--- PROVIDED RECORDS ---

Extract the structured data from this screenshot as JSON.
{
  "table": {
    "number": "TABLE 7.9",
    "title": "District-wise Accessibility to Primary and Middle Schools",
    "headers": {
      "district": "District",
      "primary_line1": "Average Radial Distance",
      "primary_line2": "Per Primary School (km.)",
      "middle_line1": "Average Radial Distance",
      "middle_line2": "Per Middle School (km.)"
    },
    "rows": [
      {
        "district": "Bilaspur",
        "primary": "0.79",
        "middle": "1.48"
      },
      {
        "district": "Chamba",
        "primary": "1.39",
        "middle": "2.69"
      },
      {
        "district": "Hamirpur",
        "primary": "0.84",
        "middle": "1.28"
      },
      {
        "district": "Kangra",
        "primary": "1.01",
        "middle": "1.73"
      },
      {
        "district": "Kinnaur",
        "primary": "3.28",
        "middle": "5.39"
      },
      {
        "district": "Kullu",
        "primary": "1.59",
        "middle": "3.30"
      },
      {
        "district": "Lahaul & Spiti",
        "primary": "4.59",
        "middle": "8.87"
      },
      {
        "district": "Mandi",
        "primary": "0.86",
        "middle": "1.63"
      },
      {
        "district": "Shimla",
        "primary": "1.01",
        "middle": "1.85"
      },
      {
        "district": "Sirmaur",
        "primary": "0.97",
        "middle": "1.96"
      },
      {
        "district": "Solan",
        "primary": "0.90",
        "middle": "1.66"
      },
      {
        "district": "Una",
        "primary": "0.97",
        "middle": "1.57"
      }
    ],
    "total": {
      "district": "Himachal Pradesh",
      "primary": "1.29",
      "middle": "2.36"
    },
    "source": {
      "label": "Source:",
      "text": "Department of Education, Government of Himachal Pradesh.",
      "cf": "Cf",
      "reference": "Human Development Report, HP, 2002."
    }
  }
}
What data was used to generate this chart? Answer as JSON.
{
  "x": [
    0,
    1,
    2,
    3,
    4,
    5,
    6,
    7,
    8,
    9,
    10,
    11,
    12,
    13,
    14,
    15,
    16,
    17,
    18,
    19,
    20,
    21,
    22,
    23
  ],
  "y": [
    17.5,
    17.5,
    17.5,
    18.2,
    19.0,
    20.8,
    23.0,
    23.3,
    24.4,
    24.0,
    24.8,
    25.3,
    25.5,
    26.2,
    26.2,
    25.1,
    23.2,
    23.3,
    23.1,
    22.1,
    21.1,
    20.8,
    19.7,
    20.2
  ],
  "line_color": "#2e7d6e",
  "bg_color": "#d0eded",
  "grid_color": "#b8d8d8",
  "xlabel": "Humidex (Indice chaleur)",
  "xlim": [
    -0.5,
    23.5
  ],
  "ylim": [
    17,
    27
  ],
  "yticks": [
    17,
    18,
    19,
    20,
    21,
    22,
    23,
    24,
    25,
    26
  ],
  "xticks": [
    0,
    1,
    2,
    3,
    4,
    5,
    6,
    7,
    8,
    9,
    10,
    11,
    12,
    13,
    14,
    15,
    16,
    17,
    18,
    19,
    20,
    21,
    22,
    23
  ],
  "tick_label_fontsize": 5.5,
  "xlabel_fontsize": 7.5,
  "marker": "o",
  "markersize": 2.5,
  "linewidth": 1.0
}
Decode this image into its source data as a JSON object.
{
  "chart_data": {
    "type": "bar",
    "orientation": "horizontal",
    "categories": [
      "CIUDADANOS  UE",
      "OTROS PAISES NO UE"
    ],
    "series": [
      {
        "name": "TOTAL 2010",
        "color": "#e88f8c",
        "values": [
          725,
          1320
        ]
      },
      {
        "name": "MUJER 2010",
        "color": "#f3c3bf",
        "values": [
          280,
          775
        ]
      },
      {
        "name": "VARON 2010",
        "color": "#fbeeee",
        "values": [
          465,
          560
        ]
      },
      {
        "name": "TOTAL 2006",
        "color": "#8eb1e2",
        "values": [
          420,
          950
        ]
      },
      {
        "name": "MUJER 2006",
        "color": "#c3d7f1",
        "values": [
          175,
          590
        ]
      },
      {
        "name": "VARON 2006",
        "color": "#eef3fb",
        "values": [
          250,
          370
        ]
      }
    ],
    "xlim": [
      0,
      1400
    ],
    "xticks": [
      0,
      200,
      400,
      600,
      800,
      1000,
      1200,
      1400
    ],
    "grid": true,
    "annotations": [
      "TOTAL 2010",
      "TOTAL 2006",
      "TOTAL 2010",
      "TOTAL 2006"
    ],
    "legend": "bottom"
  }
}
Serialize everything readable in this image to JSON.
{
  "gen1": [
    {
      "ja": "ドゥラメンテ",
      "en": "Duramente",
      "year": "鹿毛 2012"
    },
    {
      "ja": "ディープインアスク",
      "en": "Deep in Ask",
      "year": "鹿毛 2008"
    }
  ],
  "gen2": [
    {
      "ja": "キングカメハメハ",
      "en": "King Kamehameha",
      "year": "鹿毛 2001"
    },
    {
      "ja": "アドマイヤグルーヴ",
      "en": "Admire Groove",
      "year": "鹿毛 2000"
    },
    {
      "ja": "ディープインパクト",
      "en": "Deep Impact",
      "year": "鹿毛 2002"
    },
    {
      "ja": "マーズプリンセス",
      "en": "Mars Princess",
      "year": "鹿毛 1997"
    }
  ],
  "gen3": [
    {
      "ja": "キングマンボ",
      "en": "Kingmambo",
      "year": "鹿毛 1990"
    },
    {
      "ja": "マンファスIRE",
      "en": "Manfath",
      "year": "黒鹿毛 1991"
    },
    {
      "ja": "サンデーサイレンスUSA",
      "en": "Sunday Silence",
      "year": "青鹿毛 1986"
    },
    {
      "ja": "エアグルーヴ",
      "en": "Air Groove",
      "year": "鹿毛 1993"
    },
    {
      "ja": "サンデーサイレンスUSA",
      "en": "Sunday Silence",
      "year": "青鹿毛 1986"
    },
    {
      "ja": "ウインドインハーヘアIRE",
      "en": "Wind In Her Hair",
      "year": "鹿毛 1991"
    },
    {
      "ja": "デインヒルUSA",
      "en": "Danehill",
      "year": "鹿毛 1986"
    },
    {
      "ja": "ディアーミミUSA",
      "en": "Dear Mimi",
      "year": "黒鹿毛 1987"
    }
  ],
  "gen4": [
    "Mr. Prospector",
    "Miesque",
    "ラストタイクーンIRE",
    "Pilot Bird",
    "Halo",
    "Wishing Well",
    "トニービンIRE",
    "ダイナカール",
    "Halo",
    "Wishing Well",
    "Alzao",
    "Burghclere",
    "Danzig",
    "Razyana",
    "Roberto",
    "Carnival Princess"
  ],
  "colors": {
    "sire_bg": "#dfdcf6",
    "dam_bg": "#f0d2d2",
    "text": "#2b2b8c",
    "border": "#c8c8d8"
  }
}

---

Find and copy each line above that includes the string "image".

TASK SOLUTION
Decode this image into its source data as a JSON object.
Serialize everything readable in this image to JSON.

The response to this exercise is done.